What to do
Repeat the listing in full, preserving every character.

Data lines
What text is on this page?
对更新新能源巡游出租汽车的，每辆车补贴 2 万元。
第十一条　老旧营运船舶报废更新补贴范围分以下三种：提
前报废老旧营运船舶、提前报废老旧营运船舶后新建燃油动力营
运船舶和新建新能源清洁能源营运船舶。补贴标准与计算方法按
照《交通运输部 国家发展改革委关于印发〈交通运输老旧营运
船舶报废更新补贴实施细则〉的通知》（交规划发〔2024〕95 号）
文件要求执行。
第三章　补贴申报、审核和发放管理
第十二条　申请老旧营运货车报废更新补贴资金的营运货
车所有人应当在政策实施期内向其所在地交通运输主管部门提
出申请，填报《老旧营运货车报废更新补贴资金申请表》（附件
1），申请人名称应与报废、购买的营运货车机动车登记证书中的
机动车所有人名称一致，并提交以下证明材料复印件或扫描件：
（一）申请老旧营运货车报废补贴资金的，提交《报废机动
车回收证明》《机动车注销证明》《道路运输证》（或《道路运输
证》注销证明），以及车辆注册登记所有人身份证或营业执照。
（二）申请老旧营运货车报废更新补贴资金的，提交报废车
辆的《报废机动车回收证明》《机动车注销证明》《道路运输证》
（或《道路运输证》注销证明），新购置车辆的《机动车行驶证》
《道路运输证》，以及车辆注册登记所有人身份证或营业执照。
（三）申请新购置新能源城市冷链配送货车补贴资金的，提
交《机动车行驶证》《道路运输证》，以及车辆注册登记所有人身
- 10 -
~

Written reply
What text is on this page?
对更新新能源巡游出租汽车的，每辆车补贴 2 万元。
第十一条　老旧营运船舶报废更新补贴范围分以下三种：提
前报废老旧营运船舶、提前报废老旧营运船舶后新建燃油动力营
运船舶和新建新能源清洁能源营运船舶。补贴标准与计算方法按
照《交通运输部 国家发展改革委关于印发〈交通运输老旧营运
船舶报废更新补贴实施细则〉的通知》（交规划发〔2024〕95 号）
文件要求执行。
第三章　补贴申报、审核和发放管理
第十二条　申请老旧营运货车报废更新补贴资金的营运货
车所有人应当在政策实施期内向其所在地交通运输主管部门提
出申请，填报《老旧营运货车报废更新补贴资金申请表》（附件
1），申请人名称应与报废、购买的营运货车机动车登记证书中的
机动车所有人名称一致，并提交以下证明材料复印件或扫描件：
（一）申请老旧营运货车报废补贴资金的，提交《报废机动
车回收证明》《机动车注销证明》《道路运输证》（或《道路运输
证》注销证明），以及车辆注册登记所有人身份证或营业执照。
（二）申请老旧营运货车报废更新补贴资金的，提交报废车
辆的《报废机动车回收证明》《机动车注销证明》《道路运输证》
（或《道路运输证》注销证明），新购置车辆的《机动车行驶证》
《道路运输证》，以及车辆注册登记所有人身份证或营业执照。
（三）申请新购置新能源城市冷链配送货车补贴资金的，提
交《机动车行驶证》《道路运输证》，以及车辆注册登记所有人身
- 10 -
~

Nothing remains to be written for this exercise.